SET PROBLEM:
Bring together all lines of the material below that contain the string "this".

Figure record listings
'''

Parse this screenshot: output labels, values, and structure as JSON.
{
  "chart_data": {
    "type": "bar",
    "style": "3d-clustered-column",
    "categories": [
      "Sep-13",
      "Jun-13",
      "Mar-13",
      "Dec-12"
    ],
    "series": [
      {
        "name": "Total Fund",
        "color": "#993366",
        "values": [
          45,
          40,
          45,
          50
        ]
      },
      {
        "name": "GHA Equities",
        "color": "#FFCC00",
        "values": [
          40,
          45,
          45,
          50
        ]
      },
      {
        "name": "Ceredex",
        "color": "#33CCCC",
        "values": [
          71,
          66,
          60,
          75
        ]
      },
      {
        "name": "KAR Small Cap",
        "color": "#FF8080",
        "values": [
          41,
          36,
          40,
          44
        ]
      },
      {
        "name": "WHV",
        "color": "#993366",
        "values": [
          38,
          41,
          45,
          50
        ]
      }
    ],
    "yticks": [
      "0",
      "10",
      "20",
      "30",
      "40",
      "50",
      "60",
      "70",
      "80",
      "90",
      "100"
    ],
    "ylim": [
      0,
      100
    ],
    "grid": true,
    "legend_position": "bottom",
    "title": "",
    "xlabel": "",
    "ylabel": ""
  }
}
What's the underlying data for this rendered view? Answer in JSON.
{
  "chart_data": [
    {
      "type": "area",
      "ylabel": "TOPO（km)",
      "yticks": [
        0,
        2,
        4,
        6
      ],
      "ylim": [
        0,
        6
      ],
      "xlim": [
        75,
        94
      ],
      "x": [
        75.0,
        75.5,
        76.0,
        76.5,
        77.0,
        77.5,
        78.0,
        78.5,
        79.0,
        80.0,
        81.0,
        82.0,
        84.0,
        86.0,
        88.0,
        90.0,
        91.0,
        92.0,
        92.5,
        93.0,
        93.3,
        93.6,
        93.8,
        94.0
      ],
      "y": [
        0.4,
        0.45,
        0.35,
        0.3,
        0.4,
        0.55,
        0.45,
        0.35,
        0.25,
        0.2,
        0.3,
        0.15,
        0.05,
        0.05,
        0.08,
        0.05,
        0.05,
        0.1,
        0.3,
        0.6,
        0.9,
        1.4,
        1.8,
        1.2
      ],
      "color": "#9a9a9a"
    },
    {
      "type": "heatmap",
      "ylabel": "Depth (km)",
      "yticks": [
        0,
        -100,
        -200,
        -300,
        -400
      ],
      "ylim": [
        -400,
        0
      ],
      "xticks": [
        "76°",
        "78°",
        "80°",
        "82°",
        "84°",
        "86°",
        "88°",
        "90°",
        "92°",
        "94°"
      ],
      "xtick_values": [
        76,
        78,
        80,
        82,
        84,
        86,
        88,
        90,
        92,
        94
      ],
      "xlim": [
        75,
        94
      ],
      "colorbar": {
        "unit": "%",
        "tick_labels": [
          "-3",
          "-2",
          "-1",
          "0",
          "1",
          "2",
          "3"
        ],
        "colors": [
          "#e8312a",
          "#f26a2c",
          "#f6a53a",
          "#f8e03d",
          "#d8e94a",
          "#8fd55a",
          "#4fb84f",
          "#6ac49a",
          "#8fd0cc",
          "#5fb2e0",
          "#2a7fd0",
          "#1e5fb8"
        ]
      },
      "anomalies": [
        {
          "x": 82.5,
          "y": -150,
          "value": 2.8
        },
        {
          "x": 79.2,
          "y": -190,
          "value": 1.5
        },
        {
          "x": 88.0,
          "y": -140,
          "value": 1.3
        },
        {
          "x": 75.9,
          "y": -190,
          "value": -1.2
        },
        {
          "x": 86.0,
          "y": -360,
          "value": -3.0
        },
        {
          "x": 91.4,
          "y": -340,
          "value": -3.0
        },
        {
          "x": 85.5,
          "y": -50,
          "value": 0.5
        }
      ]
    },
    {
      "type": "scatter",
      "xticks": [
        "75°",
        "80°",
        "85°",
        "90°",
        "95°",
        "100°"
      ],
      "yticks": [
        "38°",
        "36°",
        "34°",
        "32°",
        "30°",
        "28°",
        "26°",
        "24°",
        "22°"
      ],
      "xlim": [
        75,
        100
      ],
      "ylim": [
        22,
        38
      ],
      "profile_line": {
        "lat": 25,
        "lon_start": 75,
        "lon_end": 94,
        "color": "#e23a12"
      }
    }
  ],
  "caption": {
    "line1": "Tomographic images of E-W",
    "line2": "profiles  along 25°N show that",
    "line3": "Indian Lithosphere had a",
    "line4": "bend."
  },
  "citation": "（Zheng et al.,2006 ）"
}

'''
'''

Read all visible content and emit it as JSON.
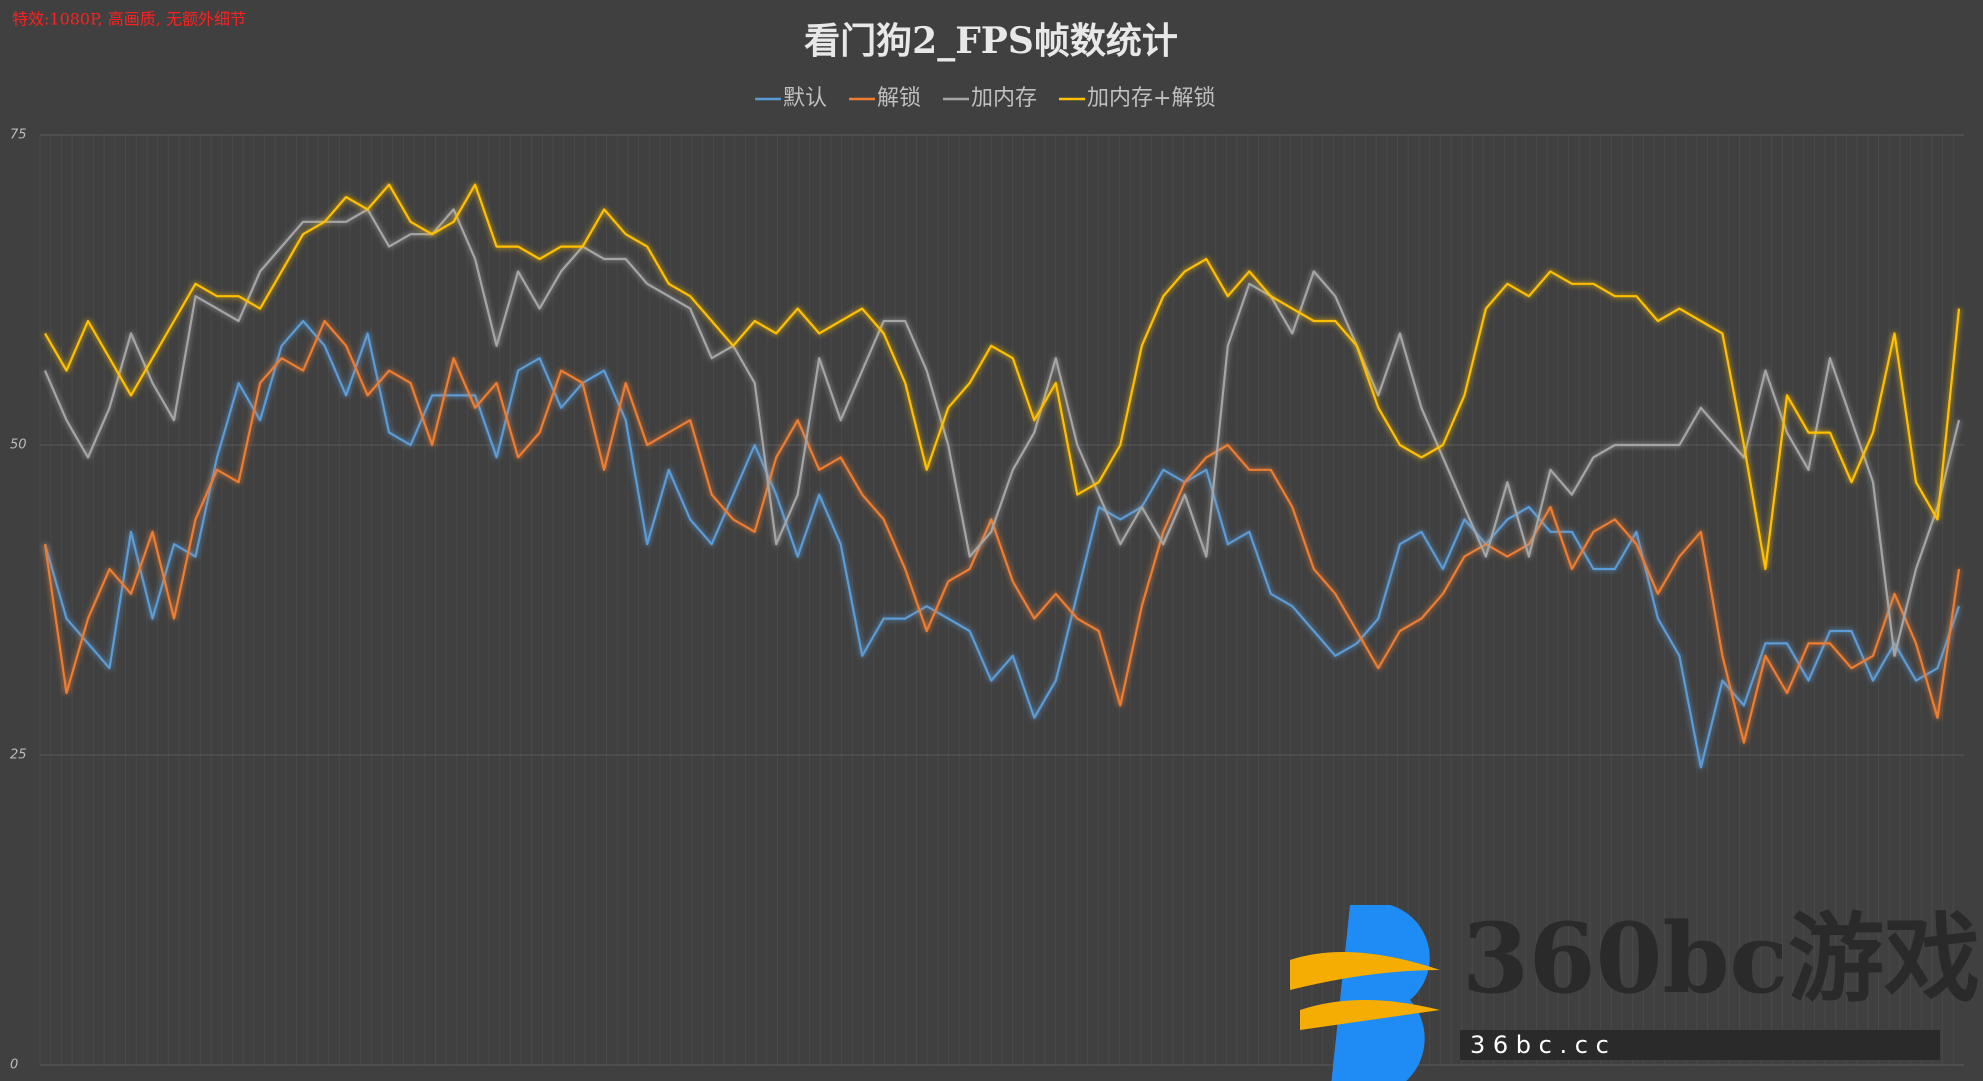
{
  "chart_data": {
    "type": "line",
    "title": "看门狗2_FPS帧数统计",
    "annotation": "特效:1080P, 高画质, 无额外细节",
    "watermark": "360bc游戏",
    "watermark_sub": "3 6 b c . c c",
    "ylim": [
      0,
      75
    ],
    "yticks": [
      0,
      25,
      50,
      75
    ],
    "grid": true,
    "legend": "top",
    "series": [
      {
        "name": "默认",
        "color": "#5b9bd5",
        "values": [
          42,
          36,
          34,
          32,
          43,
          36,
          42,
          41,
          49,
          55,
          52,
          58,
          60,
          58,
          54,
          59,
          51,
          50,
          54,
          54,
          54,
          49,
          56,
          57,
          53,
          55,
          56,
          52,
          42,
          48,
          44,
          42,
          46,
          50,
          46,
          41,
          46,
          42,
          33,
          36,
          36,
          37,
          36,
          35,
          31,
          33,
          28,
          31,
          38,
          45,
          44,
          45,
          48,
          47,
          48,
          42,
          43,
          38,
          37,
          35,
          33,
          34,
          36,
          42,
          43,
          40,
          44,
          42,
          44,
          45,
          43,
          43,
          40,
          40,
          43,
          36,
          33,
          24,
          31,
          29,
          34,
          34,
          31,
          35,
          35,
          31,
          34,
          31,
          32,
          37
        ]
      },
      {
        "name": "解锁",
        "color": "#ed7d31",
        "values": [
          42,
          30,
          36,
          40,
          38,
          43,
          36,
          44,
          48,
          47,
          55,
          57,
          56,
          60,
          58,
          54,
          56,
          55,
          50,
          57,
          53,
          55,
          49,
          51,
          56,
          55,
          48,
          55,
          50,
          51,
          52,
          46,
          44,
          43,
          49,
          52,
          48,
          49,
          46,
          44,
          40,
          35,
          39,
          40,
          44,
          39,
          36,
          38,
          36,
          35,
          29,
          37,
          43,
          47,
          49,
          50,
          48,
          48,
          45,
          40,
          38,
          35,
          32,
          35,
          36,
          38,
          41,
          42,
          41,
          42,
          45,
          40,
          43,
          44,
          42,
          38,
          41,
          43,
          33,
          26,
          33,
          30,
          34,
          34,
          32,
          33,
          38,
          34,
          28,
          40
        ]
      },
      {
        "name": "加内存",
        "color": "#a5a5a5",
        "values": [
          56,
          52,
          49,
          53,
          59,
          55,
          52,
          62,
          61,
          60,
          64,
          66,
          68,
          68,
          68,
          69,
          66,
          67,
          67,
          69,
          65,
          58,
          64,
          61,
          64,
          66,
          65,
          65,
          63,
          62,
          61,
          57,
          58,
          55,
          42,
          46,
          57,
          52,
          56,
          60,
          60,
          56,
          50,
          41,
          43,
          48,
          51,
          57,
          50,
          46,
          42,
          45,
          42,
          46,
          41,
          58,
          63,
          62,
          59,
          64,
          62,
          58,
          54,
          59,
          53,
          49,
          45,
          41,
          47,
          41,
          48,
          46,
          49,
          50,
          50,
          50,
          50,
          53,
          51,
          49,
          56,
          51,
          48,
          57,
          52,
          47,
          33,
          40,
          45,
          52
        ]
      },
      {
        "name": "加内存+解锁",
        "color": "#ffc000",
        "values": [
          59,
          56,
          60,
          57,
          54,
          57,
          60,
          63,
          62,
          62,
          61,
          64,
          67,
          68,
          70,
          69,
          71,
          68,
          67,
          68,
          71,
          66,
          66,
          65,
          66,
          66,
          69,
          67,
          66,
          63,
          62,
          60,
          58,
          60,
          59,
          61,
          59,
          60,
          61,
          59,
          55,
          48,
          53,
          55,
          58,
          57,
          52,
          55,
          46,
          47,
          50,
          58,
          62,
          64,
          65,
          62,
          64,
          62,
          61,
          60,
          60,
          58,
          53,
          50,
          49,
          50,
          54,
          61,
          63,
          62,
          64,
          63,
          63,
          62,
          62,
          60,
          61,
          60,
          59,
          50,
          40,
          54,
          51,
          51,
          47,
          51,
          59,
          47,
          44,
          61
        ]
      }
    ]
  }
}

'''

SOLUTION TO THE EXERCISE:
Parse this screenshot: output labels, values, and structure as JSON.
What's the underlying data for this rendered view? Answer in JSON.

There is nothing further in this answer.